#### The request:
Pick out every line of the listing below that contains the string "point", and copy each one in full.

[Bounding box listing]
□ □ □

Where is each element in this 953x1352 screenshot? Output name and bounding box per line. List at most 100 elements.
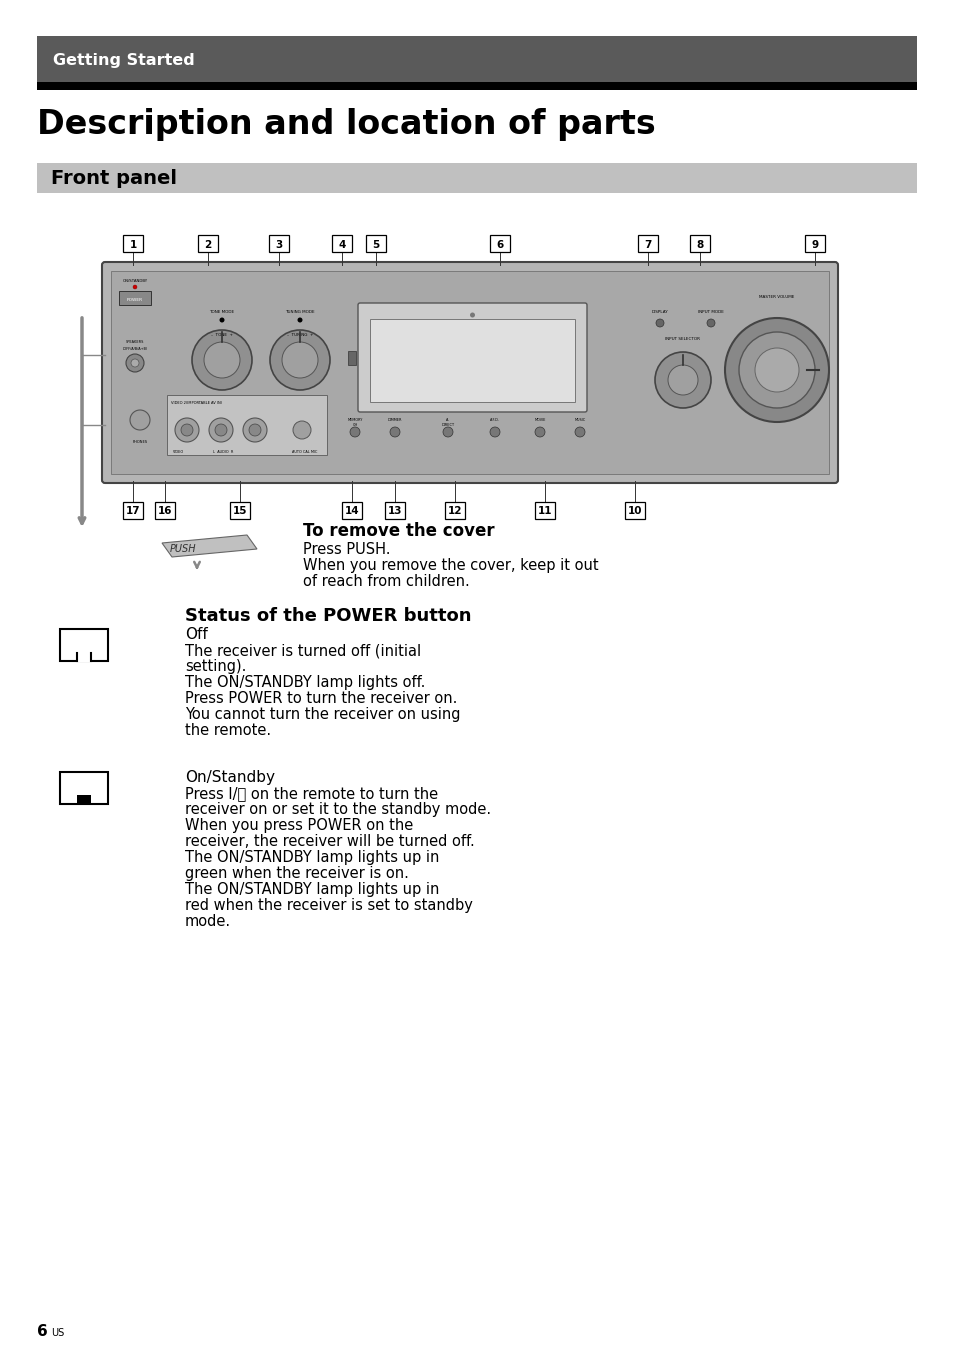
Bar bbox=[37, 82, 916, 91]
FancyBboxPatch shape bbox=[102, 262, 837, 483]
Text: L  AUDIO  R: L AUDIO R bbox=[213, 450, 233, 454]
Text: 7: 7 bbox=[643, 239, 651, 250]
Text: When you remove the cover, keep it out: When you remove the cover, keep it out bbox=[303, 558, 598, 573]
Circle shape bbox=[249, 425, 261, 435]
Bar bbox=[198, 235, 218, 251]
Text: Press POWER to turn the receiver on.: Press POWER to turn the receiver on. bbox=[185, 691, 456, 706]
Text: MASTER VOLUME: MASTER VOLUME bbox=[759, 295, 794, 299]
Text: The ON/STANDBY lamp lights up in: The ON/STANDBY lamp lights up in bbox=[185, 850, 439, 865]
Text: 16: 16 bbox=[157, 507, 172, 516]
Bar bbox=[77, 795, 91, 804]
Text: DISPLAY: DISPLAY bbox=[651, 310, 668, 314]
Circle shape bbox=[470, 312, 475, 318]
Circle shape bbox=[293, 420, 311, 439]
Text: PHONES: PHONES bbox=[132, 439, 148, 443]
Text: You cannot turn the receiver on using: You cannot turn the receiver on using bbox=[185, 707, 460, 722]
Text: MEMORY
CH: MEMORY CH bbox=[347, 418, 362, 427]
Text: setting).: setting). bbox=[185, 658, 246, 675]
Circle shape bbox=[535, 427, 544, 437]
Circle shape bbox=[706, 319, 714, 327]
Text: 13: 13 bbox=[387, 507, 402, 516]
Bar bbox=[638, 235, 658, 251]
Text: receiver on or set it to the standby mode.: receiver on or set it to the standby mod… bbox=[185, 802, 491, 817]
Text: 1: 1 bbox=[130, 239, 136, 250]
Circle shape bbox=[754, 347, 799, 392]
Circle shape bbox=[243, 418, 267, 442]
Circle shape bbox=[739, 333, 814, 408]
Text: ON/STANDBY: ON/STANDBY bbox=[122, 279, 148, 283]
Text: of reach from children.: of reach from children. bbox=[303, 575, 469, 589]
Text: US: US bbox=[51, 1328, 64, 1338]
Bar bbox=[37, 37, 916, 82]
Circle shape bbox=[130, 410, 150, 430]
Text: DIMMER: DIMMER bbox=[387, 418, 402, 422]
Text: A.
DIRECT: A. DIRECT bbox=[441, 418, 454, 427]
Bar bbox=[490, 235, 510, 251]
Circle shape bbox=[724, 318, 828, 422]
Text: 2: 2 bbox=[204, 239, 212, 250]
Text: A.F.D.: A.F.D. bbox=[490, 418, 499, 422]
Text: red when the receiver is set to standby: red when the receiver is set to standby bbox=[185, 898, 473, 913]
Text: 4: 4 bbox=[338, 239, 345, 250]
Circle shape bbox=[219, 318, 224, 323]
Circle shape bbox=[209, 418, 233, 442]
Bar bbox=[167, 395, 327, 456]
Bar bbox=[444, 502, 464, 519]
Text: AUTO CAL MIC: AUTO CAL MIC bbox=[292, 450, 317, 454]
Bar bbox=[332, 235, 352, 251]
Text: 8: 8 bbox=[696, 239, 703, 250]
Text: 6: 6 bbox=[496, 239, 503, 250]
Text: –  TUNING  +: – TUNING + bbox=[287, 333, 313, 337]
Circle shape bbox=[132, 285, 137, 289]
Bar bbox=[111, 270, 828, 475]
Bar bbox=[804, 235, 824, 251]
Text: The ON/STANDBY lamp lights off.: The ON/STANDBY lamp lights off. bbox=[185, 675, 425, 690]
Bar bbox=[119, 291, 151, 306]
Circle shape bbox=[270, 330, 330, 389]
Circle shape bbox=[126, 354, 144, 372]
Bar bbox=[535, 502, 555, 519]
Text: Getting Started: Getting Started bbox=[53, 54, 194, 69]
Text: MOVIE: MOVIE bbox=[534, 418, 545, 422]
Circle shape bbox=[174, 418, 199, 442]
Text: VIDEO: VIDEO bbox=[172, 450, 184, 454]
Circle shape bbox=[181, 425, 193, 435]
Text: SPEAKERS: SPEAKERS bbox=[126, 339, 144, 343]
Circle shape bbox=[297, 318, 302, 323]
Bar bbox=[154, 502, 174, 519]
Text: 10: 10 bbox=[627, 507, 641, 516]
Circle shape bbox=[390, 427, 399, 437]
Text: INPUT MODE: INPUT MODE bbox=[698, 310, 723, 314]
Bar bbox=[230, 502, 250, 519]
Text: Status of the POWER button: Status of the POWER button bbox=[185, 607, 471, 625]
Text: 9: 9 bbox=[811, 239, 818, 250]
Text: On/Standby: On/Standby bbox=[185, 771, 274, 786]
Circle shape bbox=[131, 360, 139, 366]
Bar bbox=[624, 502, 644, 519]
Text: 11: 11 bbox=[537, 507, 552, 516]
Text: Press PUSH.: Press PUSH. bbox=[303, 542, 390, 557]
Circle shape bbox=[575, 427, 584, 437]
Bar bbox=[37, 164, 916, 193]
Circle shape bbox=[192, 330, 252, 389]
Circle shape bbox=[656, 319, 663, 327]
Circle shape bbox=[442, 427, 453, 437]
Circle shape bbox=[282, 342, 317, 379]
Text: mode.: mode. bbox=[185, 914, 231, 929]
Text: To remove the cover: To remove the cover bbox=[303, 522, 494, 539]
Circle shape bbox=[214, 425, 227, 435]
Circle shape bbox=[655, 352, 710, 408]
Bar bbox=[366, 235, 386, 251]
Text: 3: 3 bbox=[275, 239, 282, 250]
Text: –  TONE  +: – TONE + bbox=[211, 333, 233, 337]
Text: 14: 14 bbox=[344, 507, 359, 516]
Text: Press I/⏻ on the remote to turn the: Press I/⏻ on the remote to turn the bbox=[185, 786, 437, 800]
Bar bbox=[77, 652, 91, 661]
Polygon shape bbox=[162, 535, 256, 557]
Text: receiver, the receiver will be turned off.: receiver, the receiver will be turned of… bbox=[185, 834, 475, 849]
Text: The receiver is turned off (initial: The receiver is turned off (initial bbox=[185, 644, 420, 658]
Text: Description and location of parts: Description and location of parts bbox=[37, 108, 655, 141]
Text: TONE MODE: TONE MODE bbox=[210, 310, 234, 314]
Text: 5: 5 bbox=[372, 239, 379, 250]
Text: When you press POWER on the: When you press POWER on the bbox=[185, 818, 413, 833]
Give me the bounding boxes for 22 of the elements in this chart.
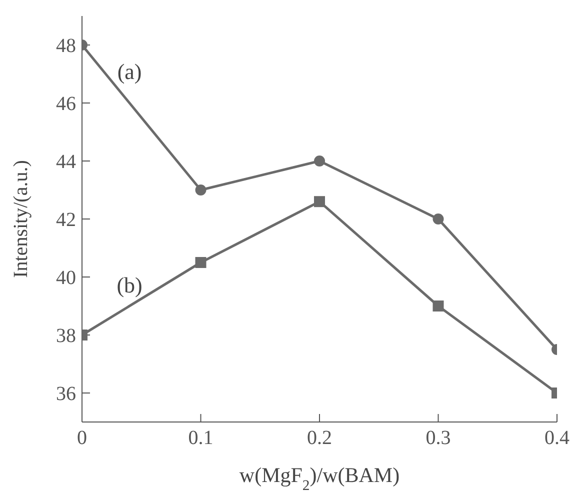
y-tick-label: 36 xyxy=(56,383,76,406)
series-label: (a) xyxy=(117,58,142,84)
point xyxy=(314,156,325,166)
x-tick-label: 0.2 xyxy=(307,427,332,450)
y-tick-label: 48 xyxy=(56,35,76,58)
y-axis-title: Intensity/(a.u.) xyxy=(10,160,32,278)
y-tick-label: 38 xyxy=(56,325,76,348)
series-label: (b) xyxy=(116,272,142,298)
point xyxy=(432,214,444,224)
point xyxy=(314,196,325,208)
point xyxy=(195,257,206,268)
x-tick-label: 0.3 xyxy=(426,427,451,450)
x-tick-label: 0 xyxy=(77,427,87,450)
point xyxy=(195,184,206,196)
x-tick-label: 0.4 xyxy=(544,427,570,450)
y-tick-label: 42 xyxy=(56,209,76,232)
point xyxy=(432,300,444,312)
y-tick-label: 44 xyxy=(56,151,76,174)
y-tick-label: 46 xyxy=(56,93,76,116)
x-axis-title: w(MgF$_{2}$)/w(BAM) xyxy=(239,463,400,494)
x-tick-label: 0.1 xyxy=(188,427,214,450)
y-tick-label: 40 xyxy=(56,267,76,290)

□ □ □

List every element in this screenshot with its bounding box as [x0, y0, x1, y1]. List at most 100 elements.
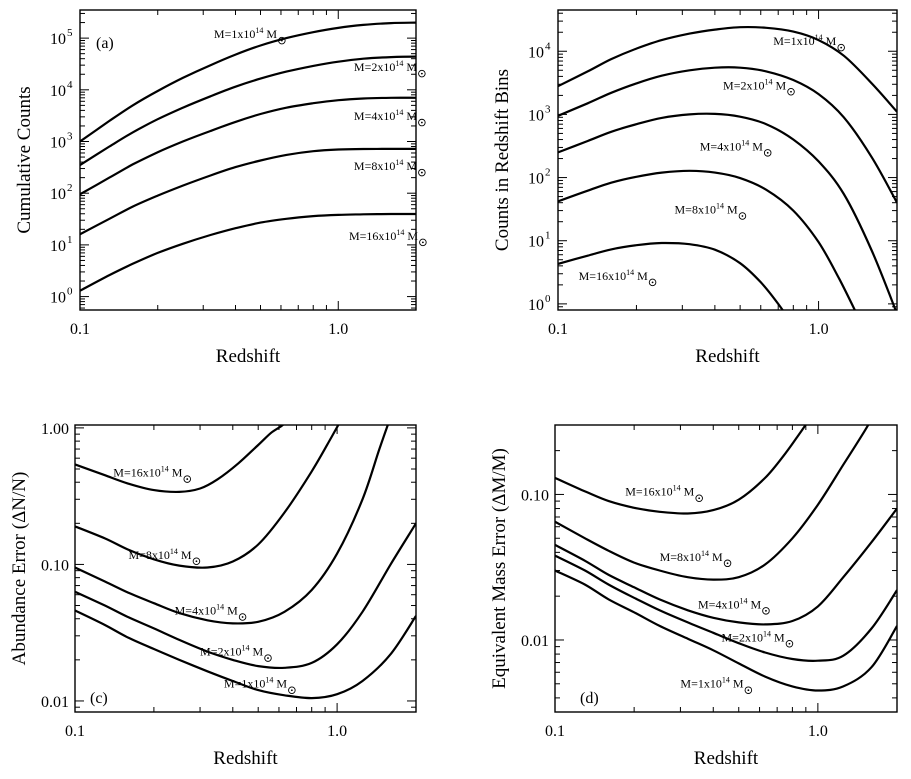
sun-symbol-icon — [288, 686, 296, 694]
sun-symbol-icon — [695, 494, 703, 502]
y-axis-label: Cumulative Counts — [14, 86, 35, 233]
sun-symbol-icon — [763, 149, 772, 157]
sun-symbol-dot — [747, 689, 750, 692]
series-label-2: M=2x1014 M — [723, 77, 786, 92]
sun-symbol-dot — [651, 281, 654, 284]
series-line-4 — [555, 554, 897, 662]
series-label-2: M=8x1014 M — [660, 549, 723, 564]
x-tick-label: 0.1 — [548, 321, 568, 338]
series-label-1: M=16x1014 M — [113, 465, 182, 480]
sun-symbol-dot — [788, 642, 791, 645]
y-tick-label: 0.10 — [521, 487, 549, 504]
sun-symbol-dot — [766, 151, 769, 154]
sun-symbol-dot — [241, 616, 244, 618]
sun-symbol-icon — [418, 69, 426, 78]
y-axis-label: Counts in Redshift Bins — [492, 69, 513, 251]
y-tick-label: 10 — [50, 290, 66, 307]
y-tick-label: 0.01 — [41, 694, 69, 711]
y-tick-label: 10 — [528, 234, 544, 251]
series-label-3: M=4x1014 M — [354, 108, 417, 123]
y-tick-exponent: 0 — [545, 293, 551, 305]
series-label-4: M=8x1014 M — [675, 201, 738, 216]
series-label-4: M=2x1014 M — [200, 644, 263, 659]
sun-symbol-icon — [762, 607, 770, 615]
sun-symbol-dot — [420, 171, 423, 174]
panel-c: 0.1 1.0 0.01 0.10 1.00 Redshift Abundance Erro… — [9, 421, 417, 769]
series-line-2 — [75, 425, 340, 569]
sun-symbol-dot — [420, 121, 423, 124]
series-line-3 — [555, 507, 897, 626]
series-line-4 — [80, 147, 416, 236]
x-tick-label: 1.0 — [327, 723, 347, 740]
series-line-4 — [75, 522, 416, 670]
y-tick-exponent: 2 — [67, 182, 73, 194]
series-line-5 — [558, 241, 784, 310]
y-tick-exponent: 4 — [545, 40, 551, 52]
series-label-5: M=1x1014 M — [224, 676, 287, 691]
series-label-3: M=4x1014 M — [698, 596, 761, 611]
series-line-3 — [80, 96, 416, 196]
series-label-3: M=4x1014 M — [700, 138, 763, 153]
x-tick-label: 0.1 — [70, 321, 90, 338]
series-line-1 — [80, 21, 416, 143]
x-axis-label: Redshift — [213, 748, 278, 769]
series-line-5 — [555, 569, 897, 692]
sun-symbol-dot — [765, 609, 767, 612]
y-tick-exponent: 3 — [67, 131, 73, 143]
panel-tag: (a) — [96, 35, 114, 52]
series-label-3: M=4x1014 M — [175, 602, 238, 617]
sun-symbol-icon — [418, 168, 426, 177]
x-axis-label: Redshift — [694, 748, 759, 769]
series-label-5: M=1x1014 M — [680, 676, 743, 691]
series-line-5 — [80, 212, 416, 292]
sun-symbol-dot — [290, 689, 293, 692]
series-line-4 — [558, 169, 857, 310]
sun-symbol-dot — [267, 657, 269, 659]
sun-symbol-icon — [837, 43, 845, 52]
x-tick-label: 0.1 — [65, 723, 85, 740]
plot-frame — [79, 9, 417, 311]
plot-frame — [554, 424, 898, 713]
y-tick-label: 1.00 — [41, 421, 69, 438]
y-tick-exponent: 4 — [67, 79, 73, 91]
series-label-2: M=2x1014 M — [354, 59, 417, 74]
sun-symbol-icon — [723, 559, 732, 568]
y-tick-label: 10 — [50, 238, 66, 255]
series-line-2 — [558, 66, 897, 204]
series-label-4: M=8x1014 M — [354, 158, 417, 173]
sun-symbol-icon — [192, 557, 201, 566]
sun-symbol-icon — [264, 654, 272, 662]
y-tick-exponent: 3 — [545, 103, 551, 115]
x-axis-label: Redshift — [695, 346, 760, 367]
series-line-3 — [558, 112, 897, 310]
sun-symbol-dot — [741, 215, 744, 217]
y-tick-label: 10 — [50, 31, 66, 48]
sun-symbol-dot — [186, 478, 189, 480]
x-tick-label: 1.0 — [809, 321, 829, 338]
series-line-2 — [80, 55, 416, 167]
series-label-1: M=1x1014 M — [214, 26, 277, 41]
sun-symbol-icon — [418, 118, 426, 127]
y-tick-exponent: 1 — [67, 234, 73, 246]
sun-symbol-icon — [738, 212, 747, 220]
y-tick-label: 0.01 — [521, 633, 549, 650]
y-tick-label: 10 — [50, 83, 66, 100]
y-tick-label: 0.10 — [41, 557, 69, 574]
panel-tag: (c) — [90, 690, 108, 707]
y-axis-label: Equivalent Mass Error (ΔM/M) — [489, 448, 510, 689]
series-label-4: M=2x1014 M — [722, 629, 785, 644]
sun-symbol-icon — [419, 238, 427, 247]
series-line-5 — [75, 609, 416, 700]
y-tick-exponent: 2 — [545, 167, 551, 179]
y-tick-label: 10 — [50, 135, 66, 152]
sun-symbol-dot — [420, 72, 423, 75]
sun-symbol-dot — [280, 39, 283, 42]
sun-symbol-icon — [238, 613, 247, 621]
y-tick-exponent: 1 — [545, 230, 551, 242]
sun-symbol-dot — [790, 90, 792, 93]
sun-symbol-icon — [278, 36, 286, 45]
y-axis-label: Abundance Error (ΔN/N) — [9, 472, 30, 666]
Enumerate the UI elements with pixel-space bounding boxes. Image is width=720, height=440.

□ □ □

#### Correct answer:
point xyxy=(314,156,325,166)
point xyxy=(432,214,444,224)
point xyxy=(314,196,325,208)
point xyxy=(195,257,206,268)
point xyxy=(195,184,206,196)
point xyxy=(432,300,444,312)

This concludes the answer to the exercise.